(Chart and figure data)
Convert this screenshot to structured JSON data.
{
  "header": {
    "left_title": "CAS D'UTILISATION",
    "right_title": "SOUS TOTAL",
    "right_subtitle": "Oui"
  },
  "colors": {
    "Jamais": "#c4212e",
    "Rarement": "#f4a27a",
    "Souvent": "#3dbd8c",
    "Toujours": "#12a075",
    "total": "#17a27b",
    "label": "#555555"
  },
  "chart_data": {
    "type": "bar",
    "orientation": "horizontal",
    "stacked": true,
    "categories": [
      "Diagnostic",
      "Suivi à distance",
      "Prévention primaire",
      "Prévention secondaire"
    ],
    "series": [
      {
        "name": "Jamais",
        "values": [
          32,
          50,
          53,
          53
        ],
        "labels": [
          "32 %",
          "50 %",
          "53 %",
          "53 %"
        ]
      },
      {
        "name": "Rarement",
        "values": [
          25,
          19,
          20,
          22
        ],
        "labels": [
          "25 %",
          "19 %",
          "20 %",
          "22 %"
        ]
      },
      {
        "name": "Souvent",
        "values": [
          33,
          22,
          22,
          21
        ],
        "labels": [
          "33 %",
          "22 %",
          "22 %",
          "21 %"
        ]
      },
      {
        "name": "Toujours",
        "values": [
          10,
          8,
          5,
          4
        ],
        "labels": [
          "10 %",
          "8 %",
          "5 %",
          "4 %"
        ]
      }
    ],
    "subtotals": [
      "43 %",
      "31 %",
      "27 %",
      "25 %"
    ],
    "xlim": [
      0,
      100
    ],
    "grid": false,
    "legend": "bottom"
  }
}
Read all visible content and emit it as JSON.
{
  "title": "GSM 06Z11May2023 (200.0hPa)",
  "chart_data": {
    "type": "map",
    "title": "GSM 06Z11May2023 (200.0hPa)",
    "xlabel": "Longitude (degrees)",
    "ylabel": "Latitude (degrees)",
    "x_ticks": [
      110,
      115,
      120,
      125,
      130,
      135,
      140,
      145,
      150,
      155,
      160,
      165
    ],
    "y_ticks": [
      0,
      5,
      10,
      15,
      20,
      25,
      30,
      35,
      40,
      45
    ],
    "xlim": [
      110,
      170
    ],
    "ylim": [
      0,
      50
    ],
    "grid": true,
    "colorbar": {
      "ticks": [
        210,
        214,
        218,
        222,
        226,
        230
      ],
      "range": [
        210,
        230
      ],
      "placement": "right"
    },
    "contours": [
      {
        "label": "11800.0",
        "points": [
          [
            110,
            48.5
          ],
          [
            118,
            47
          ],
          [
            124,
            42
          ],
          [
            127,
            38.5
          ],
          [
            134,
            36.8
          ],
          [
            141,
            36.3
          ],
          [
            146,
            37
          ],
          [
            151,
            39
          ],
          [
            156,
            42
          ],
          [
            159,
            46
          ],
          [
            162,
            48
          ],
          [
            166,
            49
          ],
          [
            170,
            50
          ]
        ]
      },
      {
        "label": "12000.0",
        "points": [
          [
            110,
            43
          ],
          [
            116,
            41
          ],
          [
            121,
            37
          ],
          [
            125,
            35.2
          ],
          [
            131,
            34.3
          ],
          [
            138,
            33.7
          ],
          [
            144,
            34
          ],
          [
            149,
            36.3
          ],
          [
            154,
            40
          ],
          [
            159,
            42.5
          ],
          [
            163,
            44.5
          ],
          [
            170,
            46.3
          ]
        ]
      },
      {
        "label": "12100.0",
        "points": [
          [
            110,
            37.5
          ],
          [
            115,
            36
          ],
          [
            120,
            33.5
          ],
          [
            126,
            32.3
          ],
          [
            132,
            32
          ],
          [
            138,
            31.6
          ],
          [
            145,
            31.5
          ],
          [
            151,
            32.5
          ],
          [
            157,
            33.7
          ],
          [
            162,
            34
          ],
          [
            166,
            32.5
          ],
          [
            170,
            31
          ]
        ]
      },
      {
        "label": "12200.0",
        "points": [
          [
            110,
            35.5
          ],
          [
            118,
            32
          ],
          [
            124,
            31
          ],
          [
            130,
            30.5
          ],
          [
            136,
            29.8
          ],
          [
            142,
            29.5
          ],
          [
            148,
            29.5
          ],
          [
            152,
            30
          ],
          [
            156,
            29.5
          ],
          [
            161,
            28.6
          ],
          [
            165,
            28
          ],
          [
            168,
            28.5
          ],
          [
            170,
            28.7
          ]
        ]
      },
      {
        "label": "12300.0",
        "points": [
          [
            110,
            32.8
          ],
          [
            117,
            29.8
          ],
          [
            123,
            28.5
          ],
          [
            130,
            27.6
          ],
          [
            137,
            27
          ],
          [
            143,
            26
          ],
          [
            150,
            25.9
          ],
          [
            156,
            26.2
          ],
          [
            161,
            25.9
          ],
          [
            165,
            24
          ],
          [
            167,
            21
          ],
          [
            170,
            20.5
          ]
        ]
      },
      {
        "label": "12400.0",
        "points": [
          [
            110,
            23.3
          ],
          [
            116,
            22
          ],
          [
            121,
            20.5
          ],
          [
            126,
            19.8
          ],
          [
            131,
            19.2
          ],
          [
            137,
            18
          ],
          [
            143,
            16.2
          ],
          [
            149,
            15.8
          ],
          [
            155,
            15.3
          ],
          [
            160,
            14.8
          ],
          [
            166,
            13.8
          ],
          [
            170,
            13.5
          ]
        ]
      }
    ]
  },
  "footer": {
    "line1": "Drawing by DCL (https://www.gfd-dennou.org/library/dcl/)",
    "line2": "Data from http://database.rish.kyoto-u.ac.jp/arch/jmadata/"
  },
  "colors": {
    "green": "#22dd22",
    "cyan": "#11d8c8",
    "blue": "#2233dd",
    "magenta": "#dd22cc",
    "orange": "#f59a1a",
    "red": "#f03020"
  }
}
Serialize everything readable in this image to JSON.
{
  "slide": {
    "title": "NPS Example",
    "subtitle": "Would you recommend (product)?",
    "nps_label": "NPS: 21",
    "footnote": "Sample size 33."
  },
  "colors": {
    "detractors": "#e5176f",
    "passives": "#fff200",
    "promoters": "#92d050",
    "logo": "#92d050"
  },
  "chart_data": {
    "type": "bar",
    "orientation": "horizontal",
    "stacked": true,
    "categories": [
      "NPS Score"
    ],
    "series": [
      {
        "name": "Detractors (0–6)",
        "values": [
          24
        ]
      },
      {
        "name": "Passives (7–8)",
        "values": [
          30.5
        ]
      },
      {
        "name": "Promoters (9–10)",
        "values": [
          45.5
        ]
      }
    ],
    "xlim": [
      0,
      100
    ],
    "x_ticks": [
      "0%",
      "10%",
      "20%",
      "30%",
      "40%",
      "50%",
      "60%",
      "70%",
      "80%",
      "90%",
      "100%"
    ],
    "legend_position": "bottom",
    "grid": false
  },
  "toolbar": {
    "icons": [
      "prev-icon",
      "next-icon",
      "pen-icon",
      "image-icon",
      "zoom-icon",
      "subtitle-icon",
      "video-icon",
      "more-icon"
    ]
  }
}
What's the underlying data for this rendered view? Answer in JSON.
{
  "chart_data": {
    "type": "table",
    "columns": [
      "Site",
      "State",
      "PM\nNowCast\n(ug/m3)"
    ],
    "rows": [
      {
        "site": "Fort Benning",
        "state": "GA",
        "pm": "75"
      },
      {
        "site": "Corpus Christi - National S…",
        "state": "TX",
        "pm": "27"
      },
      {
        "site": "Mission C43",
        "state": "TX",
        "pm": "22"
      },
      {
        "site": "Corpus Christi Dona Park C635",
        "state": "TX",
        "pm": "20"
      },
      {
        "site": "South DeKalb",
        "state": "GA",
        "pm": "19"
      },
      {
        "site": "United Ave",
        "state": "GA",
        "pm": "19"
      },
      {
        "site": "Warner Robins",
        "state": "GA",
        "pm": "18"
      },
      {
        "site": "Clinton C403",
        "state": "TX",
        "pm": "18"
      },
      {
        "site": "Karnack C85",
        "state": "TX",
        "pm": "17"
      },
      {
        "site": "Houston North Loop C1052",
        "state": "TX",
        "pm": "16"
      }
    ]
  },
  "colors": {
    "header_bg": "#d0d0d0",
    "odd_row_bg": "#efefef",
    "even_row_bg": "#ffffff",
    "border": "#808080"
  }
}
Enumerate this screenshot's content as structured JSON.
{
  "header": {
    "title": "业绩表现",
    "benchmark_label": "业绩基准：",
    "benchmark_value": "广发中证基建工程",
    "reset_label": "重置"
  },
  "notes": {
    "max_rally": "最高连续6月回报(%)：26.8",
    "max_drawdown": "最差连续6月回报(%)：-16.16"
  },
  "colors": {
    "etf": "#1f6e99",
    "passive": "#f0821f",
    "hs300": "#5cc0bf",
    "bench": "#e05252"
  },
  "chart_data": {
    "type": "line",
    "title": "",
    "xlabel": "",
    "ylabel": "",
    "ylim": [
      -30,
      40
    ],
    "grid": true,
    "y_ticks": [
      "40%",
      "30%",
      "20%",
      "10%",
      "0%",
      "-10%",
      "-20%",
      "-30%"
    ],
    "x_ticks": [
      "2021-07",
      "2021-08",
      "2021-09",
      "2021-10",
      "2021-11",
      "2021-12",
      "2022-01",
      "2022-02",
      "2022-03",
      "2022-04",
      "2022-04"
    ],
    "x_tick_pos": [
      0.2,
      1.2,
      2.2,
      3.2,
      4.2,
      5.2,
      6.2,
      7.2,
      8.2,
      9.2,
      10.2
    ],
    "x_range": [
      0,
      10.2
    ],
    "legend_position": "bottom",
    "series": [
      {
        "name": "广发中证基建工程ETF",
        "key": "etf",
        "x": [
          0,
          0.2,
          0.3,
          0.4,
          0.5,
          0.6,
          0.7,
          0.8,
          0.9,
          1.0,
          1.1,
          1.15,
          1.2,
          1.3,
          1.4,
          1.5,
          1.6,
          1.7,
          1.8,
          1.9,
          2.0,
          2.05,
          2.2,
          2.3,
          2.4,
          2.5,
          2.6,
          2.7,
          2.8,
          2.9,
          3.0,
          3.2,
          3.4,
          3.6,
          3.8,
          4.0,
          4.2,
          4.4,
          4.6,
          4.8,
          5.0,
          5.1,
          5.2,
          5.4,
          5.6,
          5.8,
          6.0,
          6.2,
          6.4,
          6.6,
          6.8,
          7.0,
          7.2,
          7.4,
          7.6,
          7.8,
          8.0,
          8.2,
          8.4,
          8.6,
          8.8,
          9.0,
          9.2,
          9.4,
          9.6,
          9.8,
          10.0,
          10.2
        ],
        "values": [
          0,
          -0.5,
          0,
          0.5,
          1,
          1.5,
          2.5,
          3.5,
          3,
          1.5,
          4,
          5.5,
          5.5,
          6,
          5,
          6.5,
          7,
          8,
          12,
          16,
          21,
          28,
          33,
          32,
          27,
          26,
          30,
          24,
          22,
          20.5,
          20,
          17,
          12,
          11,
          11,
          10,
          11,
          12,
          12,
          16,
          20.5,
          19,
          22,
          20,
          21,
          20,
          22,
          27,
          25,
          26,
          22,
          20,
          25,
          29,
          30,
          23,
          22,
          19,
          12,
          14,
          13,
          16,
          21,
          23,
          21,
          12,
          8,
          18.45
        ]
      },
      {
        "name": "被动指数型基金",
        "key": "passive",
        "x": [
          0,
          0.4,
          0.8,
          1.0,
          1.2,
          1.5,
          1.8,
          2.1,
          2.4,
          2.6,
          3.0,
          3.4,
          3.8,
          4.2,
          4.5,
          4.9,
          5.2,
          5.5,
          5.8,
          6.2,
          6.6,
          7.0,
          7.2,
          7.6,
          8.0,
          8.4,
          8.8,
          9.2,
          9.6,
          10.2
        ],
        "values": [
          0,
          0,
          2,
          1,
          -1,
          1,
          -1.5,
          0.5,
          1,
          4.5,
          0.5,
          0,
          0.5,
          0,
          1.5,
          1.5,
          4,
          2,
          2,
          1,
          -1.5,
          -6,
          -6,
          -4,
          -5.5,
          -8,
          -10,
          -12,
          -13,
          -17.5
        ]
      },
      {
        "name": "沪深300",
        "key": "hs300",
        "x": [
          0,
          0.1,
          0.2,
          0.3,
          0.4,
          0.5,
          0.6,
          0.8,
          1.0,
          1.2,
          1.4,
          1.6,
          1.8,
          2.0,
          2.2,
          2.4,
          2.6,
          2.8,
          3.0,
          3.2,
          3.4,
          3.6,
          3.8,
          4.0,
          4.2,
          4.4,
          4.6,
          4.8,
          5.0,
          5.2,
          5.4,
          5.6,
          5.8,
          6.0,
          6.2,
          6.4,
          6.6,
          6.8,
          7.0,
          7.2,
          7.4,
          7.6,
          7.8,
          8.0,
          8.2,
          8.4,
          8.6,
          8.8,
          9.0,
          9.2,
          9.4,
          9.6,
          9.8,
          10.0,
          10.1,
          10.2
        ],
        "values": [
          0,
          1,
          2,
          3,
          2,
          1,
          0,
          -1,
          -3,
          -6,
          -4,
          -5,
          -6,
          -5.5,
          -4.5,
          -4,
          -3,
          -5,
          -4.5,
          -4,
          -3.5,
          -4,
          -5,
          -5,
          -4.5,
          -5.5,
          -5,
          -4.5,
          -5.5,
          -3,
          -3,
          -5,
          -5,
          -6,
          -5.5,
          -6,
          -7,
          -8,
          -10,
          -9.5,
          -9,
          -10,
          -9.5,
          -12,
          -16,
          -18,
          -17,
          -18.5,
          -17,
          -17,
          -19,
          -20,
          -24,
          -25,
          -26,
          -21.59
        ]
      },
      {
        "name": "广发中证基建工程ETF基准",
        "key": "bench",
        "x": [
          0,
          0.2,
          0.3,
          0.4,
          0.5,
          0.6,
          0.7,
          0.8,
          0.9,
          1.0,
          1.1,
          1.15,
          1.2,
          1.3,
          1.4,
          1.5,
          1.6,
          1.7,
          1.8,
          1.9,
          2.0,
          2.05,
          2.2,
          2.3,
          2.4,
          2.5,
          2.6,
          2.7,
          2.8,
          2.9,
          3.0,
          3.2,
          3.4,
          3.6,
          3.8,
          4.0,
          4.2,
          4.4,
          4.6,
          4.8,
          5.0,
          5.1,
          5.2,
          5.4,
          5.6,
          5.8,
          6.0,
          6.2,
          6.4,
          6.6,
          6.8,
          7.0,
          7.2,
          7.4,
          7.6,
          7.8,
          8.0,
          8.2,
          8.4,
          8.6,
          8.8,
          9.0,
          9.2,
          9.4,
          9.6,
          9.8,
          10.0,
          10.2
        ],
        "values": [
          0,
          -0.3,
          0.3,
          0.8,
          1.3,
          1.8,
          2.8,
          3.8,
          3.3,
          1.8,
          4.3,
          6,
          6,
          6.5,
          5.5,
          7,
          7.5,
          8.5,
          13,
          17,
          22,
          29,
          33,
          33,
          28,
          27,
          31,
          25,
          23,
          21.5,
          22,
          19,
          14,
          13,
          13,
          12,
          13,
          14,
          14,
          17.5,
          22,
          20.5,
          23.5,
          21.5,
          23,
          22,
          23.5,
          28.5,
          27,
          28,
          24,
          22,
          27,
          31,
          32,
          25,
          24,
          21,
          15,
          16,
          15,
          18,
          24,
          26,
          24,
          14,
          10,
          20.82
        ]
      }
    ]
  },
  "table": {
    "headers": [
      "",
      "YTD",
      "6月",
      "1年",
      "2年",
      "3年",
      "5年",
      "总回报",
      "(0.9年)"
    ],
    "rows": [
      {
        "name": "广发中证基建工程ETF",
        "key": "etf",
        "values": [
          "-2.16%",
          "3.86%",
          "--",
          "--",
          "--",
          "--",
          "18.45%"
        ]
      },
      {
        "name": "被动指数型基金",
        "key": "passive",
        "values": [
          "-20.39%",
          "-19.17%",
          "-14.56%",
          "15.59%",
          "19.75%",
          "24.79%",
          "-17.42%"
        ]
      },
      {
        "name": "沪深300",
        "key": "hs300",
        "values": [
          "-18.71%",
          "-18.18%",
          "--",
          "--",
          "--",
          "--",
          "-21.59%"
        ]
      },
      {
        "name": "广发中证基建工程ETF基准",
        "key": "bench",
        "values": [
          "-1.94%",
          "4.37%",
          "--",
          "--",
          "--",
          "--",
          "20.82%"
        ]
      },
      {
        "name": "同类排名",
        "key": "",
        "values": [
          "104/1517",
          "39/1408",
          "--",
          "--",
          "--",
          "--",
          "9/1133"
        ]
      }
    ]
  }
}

Given exercise: Using the entries above, return each line in which the word "content" occurs.

Written response:
Read all visible content and emit it as JSON.
Enumerate this screenshot's content as structured JSON.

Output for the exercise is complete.